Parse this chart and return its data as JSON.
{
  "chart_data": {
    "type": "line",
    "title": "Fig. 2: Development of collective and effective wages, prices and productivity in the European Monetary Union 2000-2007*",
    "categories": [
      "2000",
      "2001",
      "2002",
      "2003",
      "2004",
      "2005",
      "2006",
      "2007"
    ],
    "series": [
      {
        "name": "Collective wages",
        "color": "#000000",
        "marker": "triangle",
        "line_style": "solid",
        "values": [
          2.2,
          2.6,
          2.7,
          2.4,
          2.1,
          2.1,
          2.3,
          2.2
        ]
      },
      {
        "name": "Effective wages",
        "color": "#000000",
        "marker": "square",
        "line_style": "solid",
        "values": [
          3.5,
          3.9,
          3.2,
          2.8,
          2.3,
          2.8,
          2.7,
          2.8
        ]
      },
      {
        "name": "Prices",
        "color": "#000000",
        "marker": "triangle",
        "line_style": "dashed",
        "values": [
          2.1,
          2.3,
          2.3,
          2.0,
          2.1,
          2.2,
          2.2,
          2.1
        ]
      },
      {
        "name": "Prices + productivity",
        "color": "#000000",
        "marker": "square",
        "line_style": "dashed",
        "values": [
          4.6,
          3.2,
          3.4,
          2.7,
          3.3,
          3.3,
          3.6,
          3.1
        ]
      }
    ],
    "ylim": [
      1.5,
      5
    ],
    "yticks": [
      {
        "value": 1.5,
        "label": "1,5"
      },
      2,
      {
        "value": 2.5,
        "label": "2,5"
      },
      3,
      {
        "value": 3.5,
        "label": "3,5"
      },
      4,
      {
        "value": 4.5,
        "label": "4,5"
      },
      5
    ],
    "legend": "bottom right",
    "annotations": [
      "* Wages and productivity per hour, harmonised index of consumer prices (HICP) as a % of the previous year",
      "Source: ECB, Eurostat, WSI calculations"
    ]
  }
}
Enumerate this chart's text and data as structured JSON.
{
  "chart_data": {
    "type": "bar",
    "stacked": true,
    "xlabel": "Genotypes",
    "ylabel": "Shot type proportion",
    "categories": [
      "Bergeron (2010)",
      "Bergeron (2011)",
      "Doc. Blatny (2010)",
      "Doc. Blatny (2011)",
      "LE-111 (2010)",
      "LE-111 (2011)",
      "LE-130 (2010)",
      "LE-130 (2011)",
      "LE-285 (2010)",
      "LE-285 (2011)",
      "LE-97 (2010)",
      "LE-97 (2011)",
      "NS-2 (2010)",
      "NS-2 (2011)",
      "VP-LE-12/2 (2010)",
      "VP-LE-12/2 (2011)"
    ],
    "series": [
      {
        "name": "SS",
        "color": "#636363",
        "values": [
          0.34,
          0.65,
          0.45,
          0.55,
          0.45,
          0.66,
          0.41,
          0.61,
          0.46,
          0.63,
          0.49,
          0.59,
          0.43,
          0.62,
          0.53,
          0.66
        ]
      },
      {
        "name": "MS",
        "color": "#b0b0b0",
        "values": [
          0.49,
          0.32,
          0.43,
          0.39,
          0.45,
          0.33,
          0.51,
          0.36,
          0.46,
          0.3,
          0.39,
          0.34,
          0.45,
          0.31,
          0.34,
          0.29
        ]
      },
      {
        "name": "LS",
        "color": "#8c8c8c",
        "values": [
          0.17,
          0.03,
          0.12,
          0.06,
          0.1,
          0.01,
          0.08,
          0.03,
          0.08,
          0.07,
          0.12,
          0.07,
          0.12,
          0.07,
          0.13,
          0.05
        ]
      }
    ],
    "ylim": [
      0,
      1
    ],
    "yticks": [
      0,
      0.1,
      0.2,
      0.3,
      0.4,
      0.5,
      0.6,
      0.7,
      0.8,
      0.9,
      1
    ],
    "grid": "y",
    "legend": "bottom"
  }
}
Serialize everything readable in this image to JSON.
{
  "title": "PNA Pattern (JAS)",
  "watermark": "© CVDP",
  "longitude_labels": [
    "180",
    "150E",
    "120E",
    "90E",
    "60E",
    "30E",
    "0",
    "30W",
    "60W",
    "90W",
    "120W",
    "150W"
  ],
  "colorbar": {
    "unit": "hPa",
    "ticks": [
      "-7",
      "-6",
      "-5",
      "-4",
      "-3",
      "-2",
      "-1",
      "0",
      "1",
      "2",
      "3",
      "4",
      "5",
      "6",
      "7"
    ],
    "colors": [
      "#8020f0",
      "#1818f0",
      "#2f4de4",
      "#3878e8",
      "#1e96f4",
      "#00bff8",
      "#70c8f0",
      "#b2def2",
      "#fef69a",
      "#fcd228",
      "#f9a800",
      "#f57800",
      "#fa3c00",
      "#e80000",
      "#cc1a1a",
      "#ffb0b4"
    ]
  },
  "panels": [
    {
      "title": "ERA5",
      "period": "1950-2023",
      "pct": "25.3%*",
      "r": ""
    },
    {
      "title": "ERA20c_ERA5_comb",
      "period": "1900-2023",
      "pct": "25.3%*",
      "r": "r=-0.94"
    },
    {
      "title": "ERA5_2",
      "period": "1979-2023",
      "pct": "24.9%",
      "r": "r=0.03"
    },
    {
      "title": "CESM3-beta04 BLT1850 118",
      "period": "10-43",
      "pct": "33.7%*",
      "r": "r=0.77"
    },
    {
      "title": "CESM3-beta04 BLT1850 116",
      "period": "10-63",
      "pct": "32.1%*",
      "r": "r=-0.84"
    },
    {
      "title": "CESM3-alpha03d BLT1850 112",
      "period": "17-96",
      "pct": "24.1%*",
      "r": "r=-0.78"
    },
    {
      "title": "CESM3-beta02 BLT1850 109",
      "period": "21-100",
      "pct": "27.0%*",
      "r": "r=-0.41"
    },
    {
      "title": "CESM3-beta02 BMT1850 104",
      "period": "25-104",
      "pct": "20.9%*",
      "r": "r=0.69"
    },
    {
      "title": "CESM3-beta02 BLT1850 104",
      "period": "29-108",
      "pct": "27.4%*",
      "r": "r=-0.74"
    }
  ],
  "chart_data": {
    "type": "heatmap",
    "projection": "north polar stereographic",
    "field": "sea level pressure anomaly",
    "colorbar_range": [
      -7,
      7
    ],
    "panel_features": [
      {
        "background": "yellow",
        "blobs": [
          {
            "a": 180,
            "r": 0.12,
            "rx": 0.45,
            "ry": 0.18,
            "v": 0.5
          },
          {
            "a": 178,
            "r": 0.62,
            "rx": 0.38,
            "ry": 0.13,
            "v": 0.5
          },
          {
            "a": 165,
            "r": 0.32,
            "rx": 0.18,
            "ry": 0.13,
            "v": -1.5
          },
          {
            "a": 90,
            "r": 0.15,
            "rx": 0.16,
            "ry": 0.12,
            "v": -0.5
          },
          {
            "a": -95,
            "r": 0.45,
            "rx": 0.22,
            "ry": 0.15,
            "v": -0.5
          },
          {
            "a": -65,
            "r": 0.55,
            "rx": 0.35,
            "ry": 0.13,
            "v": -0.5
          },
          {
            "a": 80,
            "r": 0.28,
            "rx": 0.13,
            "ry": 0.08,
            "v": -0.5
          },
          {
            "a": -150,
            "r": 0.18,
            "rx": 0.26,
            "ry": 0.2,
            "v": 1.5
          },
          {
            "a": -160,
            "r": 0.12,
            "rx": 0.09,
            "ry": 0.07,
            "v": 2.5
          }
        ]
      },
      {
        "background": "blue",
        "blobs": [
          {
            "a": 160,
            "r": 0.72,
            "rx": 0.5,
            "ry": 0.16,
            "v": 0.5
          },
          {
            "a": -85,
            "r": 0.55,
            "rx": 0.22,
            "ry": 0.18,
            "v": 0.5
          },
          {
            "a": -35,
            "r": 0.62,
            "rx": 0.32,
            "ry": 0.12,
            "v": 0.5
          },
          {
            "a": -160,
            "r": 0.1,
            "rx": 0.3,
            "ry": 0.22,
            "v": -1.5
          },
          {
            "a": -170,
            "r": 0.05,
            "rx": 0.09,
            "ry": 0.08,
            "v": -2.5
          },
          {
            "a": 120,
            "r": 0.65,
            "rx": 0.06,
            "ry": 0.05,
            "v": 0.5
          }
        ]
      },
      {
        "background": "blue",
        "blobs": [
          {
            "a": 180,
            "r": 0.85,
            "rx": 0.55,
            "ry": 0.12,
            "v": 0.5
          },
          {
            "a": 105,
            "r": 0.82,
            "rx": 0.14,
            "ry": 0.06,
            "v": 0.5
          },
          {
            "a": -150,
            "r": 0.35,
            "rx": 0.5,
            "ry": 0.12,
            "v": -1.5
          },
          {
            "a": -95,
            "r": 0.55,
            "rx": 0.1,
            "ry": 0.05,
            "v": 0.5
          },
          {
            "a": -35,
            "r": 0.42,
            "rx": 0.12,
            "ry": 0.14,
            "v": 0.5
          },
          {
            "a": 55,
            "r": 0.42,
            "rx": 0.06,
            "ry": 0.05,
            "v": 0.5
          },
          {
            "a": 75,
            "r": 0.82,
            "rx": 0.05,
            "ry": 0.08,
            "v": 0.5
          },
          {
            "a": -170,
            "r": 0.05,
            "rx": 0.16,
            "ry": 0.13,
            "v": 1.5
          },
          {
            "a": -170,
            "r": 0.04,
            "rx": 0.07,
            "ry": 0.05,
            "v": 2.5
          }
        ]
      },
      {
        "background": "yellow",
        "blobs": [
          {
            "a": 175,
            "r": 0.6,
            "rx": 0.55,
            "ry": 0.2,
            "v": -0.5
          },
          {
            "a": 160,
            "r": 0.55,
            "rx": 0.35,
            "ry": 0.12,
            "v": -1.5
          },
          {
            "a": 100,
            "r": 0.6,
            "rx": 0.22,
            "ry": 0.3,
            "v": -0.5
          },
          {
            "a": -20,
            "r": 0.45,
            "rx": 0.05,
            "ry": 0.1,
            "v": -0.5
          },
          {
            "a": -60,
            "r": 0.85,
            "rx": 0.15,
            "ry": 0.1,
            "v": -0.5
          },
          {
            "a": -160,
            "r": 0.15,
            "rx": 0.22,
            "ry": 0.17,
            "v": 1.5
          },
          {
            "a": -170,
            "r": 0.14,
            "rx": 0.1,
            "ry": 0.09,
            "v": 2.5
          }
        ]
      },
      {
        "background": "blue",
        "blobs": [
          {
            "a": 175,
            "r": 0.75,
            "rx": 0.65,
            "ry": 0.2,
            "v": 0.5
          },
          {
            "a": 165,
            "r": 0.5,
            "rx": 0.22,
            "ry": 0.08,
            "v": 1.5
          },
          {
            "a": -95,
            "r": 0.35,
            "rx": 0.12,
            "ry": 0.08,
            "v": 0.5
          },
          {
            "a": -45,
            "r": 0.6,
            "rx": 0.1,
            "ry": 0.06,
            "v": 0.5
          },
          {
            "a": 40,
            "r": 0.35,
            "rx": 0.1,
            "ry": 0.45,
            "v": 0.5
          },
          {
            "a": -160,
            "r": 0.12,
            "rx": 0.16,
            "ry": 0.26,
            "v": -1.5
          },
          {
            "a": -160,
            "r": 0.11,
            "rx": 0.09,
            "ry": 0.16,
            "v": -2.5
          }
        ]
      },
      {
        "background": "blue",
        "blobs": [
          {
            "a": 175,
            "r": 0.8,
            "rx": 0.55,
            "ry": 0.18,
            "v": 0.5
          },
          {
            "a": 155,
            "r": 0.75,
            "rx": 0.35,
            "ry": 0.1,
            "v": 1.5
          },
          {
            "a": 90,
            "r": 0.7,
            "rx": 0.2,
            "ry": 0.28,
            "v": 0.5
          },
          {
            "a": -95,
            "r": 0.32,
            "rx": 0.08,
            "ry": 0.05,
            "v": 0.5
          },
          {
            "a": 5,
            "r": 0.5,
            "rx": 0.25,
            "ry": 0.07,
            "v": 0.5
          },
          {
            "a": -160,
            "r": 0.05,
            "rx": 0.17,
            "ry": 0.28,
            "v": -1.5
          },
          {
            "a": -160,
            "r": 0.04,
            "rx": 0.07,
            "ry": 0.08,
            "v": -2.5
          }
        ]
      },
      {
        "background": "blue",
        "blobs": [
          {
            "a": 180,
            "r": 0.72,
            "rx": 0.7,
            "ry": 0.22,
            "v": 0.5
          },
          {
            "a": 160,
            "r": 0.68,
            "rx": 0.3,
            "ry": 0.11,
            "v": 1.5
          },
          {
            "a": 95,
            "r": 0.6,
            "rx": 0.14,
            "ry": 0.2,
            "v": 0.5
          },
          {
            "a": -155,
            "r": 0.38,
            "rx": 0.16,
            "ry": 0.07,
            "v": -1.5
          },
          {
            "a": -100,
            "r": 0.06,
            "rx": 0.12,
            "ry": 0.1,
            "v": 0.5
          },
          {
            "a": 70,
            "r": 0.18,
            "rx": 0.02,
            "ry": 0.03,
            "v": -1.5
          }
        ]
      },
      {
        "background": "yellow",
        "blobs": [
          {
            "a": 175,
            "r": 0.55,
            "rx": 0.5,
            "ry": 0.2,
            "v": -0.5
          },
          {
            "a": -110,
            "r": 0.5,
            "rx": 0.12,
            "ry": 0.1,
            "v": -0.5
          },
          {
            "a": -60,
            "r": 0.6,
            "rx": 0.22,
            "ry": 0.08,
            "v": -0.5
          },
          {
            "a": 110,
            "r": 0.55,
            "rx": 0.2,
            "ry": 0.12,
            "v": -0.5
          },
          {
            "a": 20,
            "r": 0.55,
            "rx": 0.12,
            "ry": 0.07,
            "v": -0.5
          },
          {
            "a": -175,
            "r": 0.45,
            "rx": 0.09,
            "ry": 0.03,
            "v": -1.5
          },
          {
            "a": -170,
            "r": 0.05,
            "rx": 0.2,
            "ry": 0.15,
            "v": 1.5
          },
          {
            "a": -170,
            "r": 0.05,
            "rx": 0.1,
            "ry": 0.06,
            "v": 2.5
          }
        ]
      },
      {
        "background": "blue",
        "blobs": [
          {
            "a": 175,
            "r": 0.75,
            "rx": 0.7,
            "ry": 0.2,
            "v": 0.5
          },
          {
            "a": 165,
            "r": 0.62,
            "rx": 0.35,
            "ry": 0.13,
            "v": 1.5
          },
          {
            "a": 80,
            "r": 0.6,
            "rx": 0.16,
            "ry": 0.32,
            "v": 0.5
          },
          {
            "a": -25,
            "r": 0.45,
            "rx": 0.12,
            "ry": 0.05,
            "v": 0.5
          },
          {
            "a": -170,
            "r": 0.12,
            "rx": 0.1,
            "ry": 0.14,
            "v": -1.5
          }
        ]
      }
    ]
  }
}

_ _ _ _ _

From the entries above, return each line with the word "this" in it.

Parse this chart and return its data as JSON.
Enumerate this chart's text and data as structured JSON.
Serialize everything readable in this image to JSON.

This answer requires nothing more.